Wherever the word "педагогические" appears in the entries, copy the whole line.

• [Supplied information]:
____________________

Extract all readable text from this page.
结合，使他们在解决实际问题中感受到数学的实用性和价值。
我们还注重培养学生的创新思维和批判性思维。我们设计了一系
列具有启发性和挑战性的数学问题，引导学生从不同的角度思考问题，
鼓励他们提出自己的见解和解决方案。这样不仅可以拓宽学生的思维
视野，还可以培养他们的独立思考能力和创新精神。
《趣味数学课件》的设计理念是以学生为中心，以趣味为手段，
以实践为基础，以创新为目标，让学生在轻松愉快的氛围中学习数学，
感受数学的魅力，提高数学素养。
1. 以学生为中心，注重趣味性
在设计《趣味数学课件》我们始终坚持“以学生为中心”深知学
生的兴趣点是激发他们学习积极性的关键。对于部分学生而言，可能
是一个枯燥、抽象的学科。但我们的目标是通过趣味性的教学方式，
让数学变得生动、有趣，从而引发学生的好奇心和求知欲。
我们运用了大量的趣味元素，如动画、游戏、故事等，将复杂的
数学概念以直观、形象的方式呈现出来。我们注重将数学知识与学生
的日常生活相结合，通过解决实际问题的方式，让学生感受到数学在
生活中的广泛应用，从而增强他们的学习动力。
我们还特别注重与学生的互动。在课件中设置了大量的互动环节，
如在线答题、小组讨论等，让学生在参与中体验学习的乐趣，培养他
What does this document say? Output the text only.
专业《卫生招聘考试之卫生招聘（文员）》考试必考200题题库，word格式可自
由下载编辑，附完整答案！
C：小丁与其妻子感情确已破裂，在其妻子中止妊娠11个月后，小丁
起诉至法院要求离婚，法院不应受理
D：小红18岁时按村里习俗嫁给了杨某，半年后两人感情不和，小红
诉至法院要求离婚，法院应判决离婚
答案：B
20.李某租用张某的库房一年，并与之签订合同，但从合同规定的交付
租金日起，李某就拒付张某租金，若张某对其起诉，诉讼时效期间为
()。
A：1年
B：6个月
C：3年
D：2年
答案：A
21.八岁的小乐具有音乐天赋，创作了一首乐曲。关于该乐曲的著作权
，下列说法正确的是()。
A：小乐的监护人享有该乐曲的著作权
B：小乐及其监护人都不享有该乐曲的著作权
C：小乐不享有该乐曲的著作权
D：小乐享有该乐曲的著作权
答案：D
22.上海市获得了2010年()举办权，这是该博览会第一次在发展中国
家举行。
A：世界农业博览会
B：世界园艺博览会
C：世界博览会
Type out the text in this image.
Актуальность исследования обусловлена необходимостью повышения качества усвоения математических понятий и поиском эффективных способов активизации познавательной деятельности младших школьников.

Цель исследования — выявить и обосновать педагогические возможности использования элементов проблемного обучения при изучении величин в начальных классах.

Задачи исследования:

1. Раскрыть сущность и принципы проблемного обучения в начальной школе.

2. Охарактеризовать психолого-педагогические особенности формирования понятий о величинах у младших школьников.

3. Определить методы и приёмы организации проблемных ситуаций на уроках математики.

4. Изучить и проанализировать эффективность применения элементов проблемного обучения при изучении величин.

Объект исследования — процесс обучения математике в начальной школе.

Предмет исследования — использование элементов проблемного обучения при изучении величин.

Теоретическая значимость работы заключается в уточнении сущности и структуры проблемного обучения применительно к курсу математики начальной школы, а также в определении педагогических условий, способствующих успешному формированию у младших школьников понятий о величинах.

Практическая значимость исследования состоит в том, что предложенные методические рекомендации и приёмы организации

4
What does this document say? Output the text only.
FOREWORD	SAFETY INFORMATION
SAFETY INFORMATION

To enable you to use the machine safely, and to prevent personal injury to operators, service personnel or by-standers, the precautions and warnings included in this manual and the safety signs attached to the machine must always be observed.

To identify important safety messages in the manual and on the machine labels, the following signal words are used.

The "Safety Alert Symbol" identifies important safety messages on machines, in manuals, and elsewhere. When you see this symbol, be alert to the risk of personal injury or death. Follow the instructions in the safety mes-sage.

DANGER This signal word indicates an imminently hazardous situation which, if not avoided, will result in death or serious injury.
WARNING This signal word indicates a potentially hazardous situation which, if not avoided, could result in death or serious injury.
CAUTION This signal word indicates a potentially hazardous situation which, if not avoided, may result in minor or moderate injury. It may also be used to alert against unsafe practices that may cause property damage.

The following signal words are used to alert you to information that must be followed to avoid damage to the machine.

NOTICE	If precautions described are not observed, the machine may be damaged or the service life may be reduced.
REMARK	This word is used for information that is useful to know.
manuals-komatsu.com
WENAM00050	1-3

____________________

• [Solution to this exercise]:
Цель исследования — выявить и обосновать педагогические возможности использования элементов проблемного обучения при изучении величин в начальных классах.
2. Охарактеризовать психолого-педагогические особенности формирования понятий о величинах у младших школьников.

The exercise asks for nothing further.